Excerpts from an interface dataset:
____
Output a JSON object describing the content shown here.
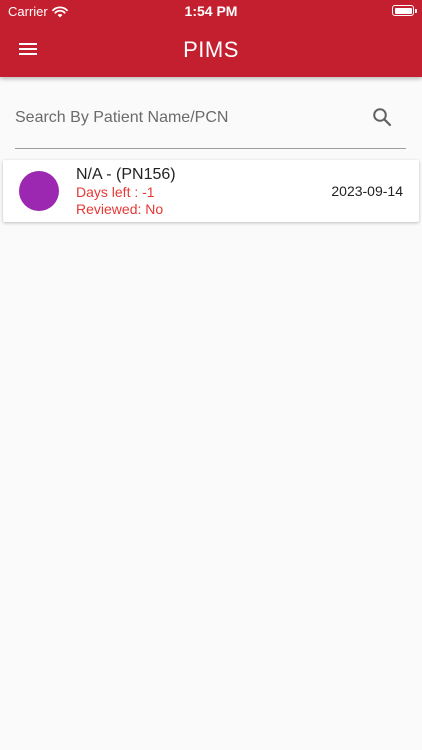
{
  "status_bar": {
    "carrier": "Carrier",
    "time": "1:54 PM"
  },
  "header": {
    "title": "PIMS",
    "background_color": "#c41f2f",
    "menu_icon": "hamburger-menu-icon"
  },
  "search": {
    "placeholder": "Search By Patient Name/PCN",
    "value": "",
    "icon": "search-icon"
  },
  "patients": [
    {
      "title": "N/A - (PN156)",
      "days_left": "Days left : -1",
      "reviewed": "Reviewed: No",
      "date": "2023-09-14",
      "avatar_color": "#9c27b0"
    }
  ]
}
____
Write out every record above exactly, leaving no picture in the result.

Output a JSON object describing the content shown here.
{
  "status_bar": {
    "carrier": "Carrier",
    "time": "1:54 PM"
  },
  "header": {
    "title": "PIMS",
    "background_color": "#c41f2f",
    "menu_icon": "hamburger-menu-icon"
  },
  "search": {
    "placeholder": "Search By Patient Name/PCN",
    "value": "",
    "icon": "search-icon"
  },
  "patients": [
    {
      "title": "N/A - (PN156)",
      "days_left": "Days left : -1",
      "reviewed": "Reviewed: No",
      "date": "2023-09-14",
      "avatar_color": "#9c27b0"
    }
  ]
}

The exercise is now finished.